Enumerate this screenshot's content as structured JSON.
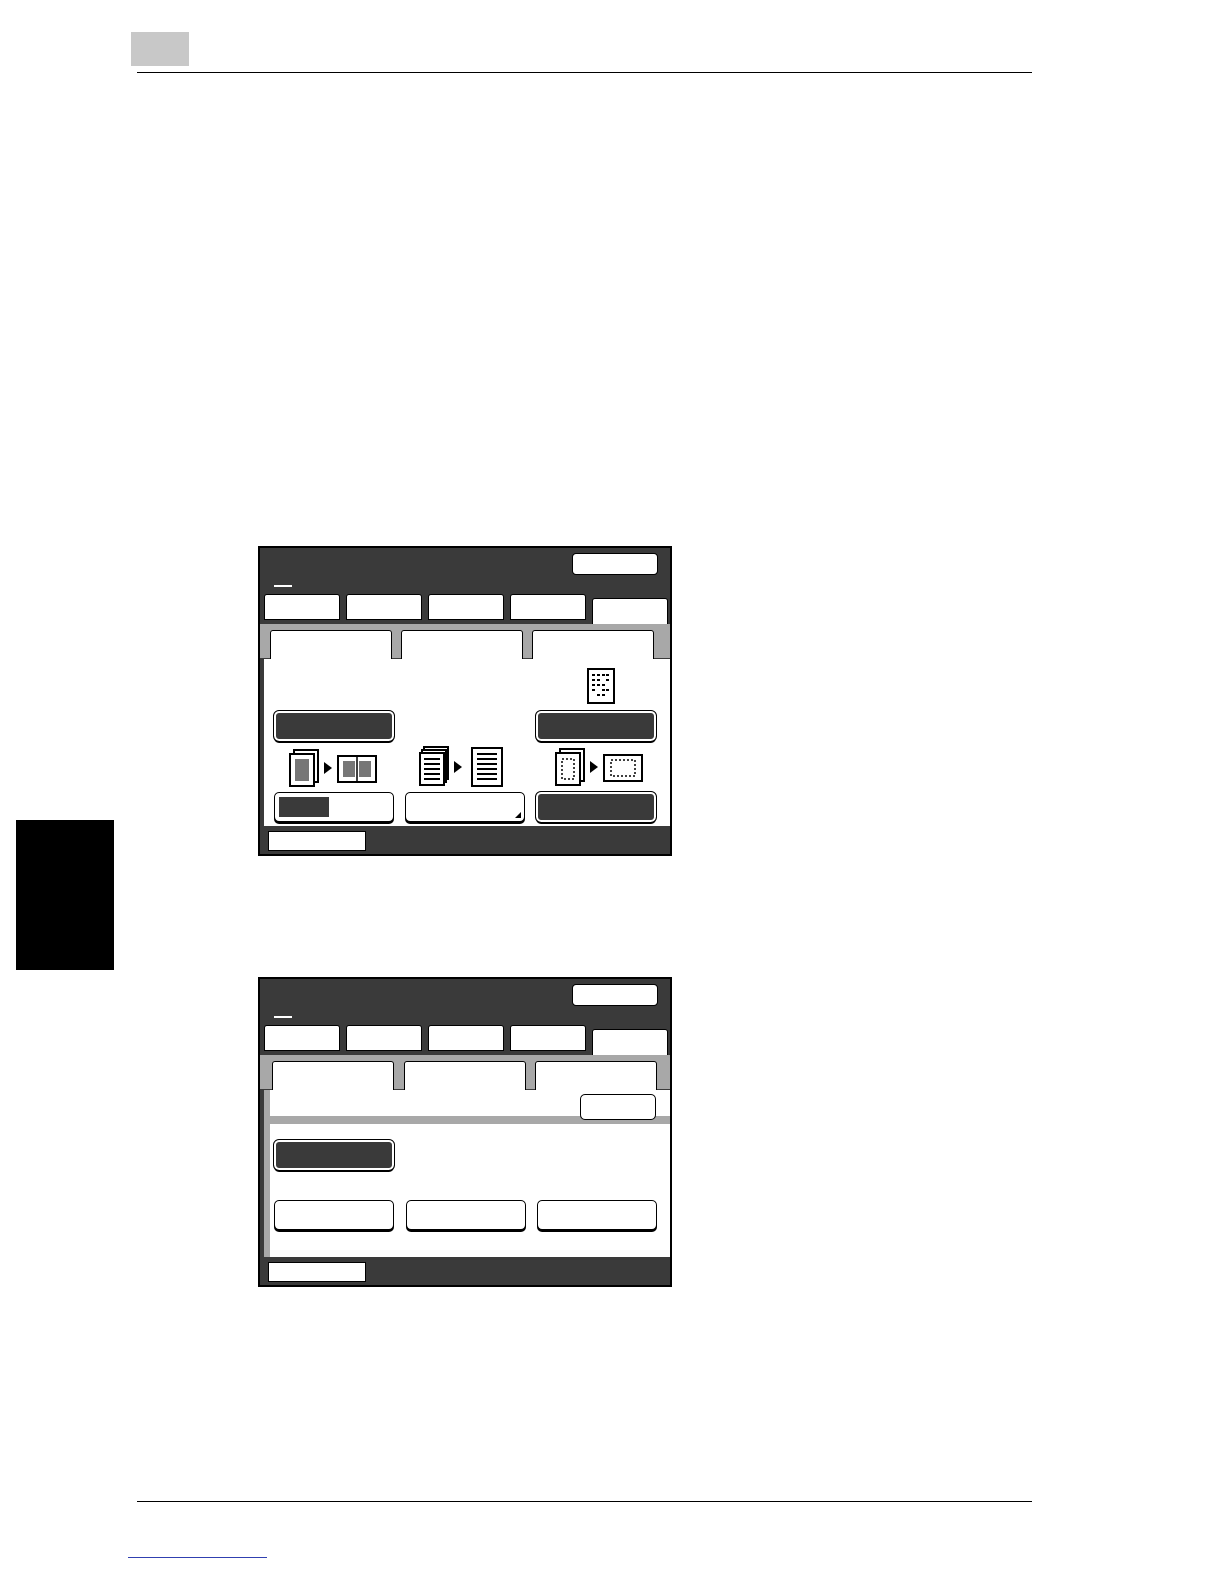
{
  "page": {
    "header_chapter": "",
    "footer_text": ""
  },
  "panels": [
    {
      "id": "panel-1",
      "mode_tabs": [
        "",
        "",
        "",
        "",
        ""
      ],
      "sub_tabs": [
        "",
        "",
        ""
      ],
      "icons": [
        "single-page-text-icon",
        "book-to-spread-icon",
        "multi-page-to-single-icon",
        "page-to-frame-icon"
      ]
    },
    {
      "id": "panel-2",
      "mode_tabs": [
        "",
        "",
        "",
        "",
        ""
      ],
      "sub_tabs": [
        "",
        "",
        ""
      ]
    }
  ],
  "colors": {
    "panel_dark": "#3a3a3a",
    "strip_gray": "#a8a8a8",
    "header_tab_gray": "#c8c8c8",
    "side_tab": "#000000",
    "footer_link": "#3040b0"
  }
}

-------

(DIRECTIONS): Count how many lines hold the string "page" and give that number alone.

(FULL RESPONSE): 4